== Stored rows ==
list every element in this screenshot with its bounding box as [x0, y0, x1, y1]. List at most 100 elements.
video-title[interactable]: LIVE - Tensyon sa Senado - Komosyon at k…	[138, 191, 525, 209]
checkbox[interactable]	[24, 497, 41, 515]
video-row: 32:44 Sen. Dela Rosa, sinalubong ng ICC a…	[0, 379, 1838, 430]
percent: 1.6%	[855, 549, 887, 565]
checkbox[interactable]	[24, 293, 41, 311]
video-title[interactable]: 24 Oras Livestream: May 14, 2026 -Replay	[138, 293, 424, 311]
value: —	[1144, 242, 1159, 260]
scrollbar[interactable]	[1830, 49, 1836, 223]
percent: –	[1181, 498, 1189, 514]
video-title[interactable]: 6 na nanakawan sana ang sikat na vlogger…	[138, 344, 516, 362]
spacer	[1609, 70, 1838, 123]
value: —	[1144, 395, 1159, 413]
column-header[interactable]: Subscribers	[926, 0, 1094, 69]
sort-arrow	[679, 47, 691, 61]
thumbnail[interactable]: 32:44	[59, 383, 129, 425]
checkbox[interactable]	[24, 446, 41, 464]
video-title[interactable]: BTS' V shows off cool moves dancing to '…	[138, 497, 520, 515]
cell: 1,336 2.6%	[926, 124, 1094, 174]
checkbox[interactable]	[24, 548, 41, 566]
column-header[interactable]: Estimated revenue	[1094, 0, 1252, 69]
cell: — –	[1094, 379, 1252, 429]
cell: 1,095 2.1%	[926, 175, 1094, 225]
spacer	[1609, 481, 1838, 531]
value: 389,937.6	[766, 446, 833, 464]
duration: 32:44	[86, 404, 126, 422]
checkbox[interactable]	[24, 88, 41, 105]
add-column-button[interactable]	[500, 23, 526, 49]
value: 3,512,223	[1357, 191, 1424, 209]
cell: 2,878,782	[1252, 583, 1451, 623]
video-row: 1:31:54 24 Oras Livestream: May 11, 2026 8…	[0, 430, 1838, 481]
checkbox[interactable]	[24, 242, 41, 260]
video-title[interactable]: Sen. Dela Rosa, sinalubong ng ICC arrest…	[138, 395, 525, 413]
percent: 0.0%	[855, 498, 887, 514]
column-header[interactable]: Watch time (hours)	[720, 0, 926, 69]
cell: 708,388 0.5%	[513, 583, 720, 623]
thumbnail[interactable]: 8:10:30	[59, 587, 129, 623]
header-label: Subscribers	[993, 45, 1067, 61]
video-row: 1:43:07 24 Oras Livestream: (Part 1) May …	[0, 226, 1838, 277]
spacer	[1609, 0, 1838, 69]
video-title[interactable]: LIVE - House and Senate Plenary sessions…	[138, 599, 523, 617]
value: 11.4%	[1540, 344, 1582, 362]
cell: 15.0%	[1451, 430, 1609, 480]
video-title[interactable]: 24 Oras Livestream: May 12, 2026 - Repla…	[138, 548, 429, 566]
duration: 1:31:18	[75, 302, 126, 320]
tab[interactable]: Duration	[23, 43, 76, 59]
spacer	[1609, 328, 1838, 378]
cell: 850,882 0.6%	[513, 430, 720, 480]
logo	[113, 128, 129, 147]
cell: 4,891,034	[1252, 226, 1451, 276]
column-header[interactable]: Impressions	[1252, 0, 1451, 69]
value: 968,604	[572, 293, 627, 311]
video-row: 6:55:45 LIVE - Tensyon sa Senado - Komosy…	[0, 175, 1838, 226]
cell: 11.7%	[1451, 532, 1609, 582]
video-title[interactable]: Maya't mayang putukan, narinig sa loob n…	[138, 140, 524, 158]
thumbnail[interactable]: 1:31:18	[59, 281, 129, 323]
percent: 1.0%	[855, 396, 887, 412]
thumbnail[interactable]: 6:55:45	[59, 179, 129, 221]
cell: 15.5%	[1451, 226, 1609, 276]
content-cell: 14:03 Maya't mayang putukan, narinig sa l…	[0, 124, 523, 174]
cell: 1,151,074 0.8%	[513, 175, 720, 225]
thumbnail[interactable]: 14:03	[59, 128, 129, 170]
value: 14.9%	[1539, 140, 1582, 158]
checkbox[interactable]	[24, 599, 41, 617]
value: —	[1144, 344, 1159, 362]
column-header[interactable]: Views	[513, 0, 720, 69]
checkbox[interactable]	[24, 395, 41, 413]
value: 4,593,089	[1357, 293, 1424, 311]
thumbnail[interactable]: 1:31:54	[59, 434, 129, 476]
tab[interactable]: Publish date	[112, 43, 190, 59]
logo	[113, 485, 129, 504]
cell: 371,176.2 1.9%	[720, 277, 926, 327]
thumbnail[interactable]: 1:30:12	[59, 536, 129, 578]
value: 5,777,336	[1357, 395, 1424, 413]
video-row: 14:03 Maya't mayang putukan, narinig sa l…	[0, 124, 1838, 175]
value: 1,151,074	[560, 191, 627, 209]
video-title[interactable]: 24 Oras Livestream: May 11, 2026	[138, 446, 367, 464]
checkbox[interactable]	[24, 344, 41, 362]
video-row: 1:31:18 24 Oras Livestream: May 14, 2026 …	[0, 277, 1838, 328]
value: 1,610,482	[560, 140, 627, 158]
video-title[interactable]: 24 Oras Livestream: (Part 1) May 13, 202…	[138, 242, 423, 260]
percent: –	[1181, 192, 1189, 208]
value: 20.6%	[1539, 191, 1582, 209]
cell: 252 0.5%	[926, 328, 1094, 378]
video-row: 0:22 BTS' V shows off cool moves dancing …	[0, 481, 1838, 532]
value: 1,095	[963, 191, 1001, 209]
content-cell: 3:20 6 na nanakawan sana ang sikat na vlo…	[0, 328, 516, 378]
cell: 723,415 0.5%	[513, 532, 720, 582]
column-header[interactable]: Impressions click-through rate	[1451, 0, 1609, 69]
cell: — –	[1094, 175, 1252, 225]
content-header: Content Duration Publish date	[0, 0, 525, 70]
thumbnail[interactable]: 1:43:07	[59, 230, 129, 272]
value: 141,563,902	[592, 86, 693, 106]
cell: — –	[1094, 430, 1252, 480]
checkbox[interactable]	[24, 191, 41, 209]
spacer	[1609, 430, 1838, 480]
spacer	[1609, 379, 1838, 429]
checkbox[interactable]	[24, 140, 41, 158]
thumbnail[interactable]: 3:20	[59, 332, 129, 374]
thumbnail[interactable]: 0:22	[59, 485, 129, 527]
===
## What the task asks
Reproduce every line of the entries above verbatim, without changing any character.

## The result
list every element in this screenshot with its bounding box as [x0, y0, x1, y1]. List at most 100 elements.
video-title[interactable]: LIVE - Tensyon sa Senado - Komosyon at k…	[138, 191, 525, 209]
checkbox[interactable]	[24, 497, 41, 515]
video-row: 32:44 Sen. Dela Rosa, sinalubong ng ICC a…	[0, 379, 1838, 430]
percent: 1.6%	[855, 549, 887, 565]
checkbox[interactable]	[24, 293, 41, 311]
video-title[interactable]: 24 Oras Livestream: May 14, 2026 -Replay	[138, 293, 424, 311]
value: —	[1144, 242, 1159, 260]
scrollbar[interactable]	[1830, 49, 1836, 223]
percent: –	[1181, 498, 1189, 514]
video-title[interactable]: 6 na nanakawan sana ang sikat na vlogger…	[138, 344, 516, 362]
spacer	[1609, 70, 1838, 123]
value: —	[1144, 395, 1159, 413]
column-header[interactable]: Subscribers	[926, 0, 1094, 69]
sort-arrow	[679, 47, 691, 61]
thumbnail[interactable]: 32:44	[59, 383, 129, 425]
checkbox[interactable]	[24, 446, 41, 464]
video-title[interactable]: BTS' V shows off cool moves dancing to '…	[138, 497, 520, 515]
cell: 1,336 2.6%	[926, 124, 1094, 174]
checkbox[interactable]	[24, 548, 41, 566]
column-header[interactable]: Estimated revenue	[1094, 0, 1252, 69]
cell: — –	[1094, 379, 1252, 429]
cell: 1,095 2.1%	[926, 175, 1094, 225]
spacer	[1609, 481, 1838, 531]
value: 389,937.6	[766, 446, 833, 464]
duration: 32:44	[86, 404, 126, 422]
checkbox[interactable]	[24, 88, 41, 105]
add-column-button[interactable]	[500, 23, 526, 49]
value: 3,512,223	[1357, 191, 1424, 209]
cell: 2,878,782	[1252, 583, 1451, 623]
video-row: 1:31:54 24 Oras Livestream: May 11, 2026 8…	[0, 430, 1838, 481]
checkbox[interactable]	[24, 242, 41, 260]
video-title[interactable]: Sen. Dela Rosa, sinalubong ng ICC arrest…	[138, 395, 525, 413]
percent: 0.0%	[855, 498, 887, 514]
column-header[interactable]: Watch time (hours)	[720, 0, 926, 69]
cell: 708,388 0.5%	[513, 583, 720, 623]
thumbnail[interactable]: 8:10:30	[59, 587, 129, 623]
header-label: Subscribers	[993, 45, 1067, 61]
video-row: 1:43:07 24 Oras Livestream: (Part 1) May …	[0, 226, 1838, 277]
spacer	[1609, 0, 1838, 69]
video-title[interactable]: LIVE - House and Senate Plenary sessions…	[138, 599, 523, 617]
value: 11.4%	[1540, 344, 1582, 362]
cell: 15.0%	[1451, 430, 1609, 480]
video-title[interactable]: 24 Oras Livestream: May 12, 2026 - Repla…	[138, 548, 429, 566]
duration: 1:31:18	[75, 302, 126, 320]
tab[interactable]: Duration	[23, 43, 76, 59]
spacer	[1609, 328, 1838, 378]
cell: 850,882 0.6%	[513, 430, 720, 480]
logo	[113, 128, 129, 147]
cell: 4,891,034	[1252, 226, 1451, 276]
column-header[interactable]: Impressions	[1252, 0, 1451, 69]
value: 968,604	[572, 293, 627, 311]
video-row: 6:55:45 LIVE - Tensyon sa Senado - Komosy…	[0, 175, 1838, 226]
cell: 11.7%	[1451, 532, 1609, 582]
video-title[interactable]: Maya't mayang putukan, narinig sa loob n…	[138, 140, 524, 158]
thumbnail[interactable]: 1:31:18	[59, 281, 129, 323]
percent: 1.0%	[855, 396, 887, 412]
thumbnail[interactable]: 6:55:45	[59, 179, 129, 221]
cell: 15.5%	[1451, 226, 1609, 276]
content-cell: 14:03 Maya't mayang putukan, narinig sa l…	[0, 124, 523, 174]
cell: 1,151,074 0.8%	[513, 175, 720, 225]
thumbnail[interactable]: 14:03	[59, 128, 129, 170]
value: 14.9%	[1539, 140, 1582, 158]
checkbox[interactable]	[24, 599, 41, 617]
value: —	[1144, 344, 1159, 362]
column-header[interactable]: Views	[513, 0, 720, 69]
checkbox[interactable]	[24, 395, 41, 413]
value: 4,593,089	[1357, 293, 1424, 311]
thumbnail[interactable]: 1:31:54	[59, 434, 129, 476]
tab[interactable]: Publish date	[112, 43, 190, 59]
logo	[113, 485, 129, 504]
cell: 371,176.2 1.9%	[720, 277, 926, 327]
thumbnail[interactable]: 1:30:12	[59, 536, 129, 578]
value: 5,777,336	[1357, 395, 1424, 413]
video-row: 14:03 Maya't mayang putukan, narinig sa l…	[0, 124, 1838, 175]
value: 1,151,074	[560, 191, 627, 209]
video-title[interactable]: 24 Oras Livestream: May 11, 2026	[138, 446, 367, 464]
checkbox[interactable]	[24, 344, 41, 362]
video-row: 1:31:18 24 Oras Livestream: May 14, 2026 …	[0, 277, 1838, 328]
value: 1,610,482	[560, 140, 627, 158]
video-title[interactable]: 24 Oras Livestream: (Part 1) May 13, 202…	[138, 242, 423, 260]
percent: –	[1181, 192, 1189, 208]
value: 20.6%	[1539, 191, 1582, 209]
cell: 252 0.5%	[926, 328, 1094, 378]
video-row: 0:22 BTS' V shows off cool moves dancing …	[0, 481, 1838, 532]
value: 1,095	[963, 191, 1001, 209]
content-cell: 3:20 6 na nanakawan sana ang sikat na vlo…	[0, 328, 516, 378]
cell: 723,415 0.5%	[513, 532, 720, 582]
column-header[interactable]: Impressions click-through rate	[1451, 0, 1609, 69]
cell: — –	[1094, 175, 1252, 225]
content-header: Content Duration Publish date	[0, 0, 525, 70]
thumbnail[interactable]: 1:43:07	[59, 230, 129, 272]
value: 141,563,902	[592, 86, 693, 106]
cell: — –	[1094, 430, 1252, 480]
checkbox[interactable]	[24, 191, 41, 209]
spacer	[1609, 430, 1838, 480]
spacer	[1609, 379, 1838, 429]
checkbox[interactable]	[24, 140, 41, 158]
thumbnail[interactable]: 3:20	[59, 332, 129, 374]
thumbnail[interactable]: 0:22	[59, 485, 129, 527]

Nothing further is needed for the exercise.